[Stated exercise]:
Repeat the entries that follow verbatim, without any of their pictures.

(Items listed in a dataset)
───

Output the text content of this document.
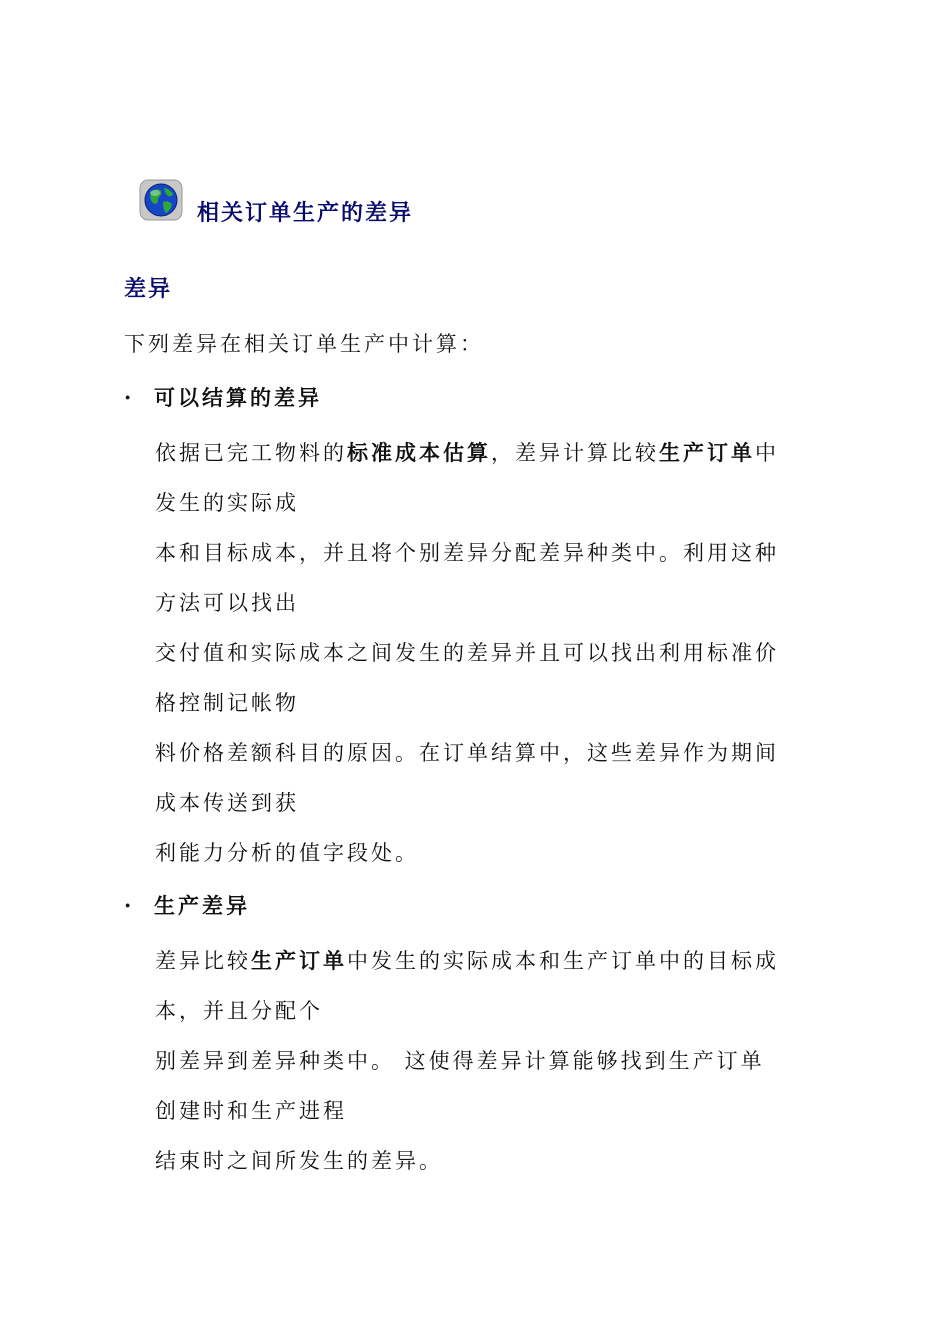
相关订单生产的差异
差异
下列差异在相关订单生产中计算：
·	可以结算的差异
依据已完工物料的标准成本估算，差异计算比较生产订单中
发生的实际成
本和目标成本，并且将个别差异分配差异种类中。利用这种
方法可以找出
交付值和实际成本之间发生的差异并且可以找出利用标准价
格控制记帐物
料价格差额科目的原因。在订单结算中，这些差异作为期间
成本传送到获
利能力分析的值字段处。
·	生产差异
差异比较生产订单中发生的实际成本和生产订单中的目标成
本，并且分配个
别差异到差异种类中。 这使得差异计算能够找到生产订单
创建时和生产进程
结束时之间所发生的差异。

───

[Output of the task]:
Output the text content of this document.
相关订单生产的差异
差异
下列差异在相关订单生产中计算：
·	可以结算的差异
依据已完工物料的标准成本估算，差异计算比较生产订单中
发生的实际成
本和目标成本，并且将个别差异分配差异种类中。利用这种
方法可以找出
交付值和实际成本之间发生的差异并且可以找出利用标准价
格控制记帐物
料价格差额科目的原因。在订单结算中，这些差异作为期间
成本传送到获
利能力分析的值字段处。
·	生产差异
差异比较生产订单中发生的实际成本和生产订单中的目标成
本，并且分配个
别差异到差异种类中。 这使得差异计算能够找到生产订单
创建时和生产进程
结束时之间所发生的差异。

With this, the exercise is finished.